→ **Exercise task**
Using the listing below, please gather every line containing the word "this".

begin Data for the task

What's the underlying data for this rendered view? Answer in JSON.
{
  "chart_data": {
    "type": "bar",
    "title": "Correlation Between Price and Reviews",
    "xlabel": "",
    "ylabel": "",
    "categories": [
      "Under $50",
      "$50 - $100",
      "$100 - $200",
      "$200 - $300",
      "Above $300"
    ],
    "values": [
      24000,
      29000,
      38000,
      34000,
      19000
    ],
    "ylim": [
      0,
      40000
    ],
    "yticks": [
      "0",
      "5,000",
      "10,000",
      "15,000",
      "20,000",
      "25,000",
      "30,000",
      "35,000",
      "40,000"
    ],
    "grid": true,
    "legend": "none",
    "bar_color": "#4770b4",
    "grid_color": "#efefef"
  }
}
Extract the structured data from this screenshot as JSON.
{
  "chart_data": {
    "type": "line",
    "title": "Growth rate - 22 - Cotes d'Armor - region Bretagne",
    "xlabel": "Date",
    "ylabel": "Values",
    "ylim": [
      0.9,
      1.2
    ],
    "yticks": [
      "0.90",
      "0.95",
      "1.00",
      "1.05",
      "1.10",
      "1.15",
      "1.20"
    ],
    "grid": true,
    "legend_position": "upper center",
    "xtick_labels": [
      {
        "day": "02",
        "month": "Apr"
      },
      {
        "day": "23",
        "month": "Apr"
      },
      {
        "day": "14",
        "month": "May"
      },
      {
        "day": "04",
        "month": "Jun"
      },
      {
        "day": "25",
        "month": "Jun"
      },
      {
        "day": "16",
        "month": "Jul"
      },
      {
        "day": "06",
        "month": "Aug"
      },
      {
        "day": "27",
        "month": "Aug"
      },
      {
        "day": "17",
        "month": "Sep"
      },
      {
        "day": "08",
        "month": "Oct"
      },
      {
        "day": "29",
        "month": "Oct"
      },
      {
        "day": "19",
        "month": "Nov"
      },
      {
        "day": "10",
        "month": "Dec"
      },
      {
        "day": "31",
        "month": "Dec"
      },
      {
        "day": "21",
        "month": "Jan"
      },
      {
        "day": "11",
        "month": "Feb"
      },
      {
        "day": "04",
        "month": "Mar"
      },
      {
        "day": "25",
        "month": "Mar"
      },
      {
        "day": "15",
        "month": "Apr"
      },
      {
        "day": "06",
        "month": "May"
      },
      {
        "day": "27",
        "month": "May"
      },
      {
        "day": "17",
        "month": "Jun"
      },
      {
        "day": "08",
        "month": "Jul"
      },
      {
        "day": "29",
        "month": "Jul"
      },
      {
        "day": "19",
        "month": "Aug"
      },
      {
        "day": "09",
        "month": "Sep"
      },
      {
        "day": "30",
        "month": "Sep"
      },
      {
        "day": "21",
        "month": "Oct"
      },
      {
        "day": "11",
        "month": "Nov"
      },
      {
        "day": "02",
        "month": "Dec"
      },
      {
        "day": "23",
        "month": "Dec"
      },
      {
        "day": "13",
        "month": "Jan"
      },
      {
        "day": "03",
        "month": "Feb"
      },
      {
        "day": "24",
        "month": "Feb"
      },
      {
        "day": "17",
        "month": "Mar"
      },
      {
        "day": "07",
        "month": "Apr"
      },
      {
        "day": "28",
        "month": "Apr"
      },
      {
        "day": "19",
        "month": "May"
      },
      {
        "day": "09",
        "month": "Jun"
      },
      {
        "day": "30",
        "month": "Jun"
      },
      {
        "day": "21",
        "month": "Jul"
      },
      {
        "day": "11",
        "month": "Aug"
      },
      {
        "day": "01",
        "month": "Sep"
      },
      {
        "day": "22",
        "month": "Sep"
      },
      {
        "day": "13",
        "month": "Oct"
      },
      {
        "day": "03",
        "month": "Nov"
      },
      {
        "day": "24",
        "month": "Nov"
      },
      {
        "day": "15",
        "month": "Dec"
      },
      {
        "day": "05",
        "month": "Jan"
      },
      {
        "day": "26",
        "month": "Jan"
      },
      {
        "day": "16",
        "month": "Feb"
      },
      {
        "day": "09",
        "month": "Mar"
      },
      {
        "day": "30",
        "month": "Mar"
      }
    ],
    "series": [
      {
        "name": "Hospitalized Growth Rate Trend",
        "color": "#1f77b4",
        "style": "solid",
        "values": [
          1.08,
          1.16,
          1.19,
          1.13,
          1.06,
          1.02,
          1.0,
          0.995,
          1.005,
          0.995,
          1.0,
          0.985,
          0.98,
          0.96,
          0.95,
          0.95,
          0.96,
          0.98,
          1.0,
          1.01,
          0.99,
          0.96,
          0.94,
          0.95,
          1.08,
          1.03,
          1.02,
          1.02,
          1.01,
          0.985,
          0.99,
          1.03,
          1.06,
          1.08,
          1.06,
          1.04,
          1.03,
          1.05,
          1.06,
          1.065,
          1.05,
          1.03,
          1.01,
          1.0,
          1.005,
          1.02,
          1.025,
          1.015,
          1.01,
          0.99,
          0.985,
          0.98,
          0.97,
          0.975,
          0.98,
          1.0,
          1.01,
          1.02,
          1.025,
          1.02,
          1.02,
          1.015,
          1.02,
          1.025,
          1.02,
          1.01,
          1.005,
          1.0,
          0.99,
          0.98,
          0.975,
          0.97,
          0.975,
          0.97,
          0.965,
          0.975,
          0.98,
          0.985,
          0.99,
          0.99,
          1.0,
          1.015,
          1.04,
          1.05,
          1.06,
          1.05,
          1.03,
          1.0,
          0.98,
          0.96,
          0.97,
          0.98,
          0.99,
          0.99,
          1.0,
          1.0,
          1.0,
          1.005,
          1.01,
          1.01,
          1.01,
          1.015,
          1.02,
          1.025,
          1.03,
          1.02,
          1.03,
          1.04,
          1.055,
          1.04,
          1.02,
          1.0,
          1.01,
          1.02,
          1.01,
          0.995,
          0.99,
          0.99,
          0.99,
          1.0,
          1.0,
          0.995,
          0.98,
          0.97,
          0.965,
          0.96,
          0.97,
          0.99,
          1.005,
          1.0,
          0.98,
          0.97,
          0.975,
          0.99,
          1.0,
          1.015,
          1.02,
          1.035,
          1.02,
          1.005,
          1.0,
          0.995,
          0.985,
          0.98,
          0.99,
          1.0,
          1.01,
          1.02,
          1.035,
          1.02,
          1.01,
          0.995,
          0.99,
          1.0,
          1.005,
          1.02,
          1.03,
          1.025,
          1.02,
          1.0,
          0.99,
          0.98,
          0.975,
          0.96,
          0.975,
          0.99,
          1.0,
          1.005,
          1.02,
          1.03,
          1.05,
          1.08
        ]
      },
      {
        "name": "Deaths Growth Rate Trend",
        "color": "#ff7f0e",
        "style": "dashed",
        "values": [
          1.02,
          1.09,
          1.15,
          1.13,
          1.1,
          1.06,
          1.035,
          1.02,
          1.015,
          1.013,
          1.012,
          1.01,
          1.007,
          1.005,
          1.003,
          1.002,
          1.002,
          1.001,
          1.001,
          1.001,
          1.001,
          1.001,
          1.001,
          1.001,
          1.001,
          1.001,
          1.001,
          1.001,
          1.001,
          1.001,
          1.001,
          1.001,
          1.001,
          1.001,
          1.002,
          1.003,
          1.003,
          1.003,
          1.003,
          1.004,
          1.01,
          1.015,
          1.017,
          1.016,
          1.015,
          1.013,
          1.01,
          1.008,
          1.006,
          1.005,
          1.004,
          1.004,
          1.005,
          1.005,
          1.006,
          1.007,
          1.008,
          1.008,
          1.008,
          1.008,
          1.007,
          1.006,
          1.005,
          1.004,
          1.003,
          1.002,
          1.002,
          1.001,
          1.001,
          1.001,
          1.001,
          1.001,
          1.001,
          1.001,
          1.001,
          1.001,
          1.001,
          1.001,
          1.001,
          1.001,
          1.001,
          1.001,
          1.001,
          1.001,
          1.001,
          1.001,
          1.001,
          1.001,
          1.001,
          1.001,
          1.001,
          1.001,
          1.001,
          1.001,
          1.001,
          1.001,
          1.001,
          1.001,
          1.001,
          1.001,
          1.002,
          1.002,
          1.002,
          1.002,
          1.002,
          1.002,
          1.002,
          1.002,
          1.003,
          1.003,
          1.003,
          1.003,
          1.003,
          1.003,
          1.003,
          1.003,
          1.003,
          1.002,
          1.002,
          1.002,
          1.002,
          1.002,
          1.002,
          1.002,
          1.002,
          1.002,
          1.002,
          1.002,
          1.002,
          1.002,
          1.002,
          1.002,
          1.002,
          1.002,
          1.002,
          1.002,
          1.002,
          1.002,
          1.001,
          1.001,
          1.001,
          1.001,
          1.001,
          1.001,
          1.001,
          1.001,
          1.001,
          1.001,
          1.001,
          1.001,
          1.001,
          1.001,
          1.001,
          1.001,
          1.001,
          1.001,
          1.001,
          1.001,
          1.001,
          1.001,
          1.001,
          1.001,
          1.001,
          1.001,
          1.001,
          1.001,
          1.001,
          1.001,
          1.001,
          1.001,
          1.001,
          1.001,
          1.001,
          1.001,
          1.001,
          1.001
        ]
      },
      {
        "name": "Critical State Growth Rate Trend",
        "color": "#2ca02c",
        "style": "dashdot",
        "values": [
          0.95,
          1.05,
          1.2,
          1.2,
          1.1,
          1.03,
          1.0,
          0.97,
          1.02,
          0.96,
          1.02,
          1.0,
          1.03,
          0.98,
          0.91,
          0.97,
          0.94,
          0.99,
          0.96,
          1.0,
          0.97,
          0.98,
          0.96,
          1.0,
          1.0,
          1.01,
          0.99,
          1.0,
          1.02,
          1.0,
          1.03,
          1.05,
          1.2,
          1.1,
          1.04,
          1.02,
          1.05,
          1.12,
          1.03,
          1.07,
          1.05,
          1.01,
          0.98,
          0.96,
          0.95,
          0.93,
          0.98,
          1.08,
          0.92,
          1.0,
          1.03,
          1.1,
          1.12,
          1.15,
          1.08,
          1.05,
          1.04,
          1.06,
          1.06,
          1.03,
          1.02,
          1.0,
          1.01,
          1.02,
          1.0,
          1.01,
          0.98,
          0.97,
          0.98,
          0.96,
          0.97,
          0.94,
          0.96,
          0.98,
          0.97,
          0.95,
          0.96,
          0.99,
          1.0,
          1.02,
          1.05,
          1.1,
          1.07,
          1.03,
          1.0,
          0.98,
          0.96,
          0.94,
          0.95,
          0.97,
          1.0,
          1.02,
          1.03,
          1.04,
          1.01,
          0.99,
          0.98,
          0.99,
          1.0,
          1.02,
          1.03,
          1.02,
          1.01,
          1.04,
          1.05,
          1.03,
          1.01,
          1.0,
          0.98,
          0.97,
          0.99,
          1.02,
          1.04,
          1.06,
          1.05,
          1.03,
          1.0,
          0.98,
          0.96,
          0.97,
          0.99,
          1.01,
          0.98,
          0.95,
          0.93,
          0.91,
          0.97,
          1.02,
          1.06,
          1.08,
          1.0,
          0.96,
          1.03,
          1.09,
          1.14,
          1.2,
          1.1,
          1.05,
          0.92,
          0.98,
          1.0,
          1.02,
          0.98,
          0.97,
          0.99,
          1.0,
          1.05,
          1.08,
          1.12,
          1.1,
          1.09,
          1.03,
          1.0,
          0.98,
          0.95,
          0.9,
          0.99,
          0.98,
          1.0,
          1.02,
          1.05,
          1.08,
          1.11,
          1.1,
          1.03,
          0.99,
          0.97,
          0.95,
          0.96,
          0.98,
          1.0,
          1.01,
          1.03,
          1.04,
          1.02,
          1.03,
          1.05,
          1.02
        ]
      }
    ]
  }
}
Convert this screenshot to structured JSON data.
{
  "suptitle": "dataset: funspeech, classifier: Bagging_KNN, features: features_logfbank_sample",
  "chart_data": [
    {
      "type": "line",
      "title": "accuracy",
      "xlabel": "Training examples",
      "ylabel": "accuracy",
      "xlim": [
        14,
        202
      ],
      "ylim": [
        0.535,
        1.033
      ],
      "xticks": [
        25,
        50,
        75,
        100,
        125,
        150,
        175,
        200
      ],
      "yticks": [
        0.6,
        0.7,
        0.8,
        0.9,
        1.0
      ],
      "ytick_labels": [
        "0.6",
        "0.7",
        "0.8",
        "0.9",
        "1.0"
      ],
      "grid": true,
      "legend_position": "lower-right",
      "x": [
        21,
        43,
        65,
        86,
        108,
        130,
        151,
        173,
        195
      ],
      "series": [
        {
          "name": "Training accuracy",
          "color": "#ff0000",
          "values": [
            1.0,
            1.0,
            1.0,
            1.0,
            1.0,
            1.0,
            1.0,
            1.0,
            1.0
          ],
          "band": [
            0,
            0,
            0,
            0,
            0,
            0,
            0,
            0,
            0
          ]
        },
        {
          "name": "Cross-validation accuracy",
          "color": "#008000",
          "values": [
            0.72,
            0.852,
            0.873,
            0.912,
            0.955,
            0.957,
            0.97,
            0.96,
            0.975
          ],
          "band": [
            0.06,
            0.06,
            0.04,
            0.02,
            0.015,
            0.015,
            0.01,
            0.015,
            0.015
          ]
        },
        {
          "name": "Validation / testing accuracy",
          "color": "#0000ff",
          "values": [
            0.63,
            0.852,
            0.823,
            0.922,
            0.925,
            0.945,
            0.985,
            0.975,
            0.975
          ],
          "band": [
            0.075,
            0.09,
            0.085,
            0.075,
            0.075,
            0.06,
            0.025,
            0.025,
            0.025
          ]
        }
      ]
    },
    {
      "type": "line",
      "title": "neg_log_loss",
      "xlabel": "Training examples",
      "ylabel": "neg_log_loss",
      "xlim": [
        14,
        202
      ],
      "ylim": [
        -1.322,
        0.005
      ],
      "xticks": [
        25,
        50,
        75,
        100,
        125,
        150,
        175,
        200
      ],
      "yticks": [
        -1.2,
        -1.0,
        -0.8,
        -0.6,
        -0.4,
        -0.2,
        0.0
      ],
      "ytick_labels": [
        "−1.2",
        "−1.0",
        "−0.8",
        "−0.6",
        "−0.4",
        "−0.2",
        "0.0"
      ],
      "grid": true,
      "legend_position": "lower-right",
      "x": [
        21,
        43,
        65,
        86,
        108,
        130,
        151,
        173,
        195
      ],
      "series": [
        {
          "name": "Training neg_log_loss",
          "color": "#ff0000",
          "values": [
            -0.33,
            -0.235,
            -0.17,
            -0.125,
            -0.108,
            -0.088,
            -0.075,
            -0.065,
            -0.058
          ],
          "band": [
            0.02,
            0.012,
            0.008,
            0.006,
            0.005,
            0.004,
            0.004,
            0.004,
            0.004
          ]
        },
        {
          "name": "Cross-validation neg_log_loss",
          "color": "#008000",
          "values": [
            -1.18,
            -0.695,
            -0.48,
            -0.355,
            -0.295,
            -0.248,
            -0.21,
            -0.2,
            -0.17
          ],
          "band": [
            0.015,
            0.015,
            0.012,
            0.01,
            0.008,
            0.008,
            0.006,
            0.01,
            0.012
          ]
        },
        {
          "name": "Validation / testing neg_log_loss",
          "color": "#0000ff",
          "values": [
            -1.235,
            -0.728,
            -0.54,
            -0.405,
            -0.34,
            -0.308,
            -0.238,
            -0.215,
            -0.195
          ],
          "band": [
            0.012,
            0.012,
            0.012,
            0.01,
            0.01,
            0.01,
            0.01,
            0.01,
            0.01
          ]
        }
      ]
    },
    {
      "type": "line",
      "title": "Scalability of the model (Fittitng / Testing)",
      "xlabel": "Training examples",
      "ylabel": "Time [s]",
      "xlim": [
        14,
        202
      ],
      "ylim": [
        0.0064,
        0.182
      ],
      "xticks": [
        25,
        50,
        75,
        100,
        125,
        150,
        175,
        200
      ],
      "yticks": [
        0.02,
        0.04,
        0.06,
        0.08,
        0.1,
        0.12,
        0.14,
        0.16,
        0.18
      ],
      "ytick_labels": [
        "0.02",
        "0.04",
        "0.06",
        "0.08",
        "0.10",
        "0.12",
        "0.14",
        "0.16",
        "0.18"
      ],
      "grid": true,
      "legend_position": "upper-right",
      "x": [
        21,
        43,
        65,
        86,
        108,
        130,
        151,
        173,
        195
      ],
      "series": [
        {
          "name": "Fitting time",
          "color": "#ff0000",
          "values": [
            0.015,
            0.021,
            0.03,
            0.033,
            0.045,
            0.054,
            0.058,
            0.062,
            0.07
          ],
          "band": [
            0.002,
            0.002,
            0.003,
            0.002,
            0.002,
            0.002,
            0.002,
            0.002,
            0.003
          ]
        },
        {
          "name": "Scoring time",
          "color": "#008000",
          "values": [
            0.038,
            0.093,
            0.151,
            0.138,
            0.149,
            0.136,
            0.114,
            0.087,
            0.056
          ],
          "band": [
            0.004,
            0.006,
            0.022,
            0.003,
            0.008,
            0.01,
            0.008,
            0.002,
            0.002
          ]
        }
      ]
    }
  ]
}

end Data for the task

→ **Full solution**
What's the underlying data for this rendered view? Answer in JSON.
Extract the structured data from this screenshot as JSON.
Convert this screenshot to structured JSON data.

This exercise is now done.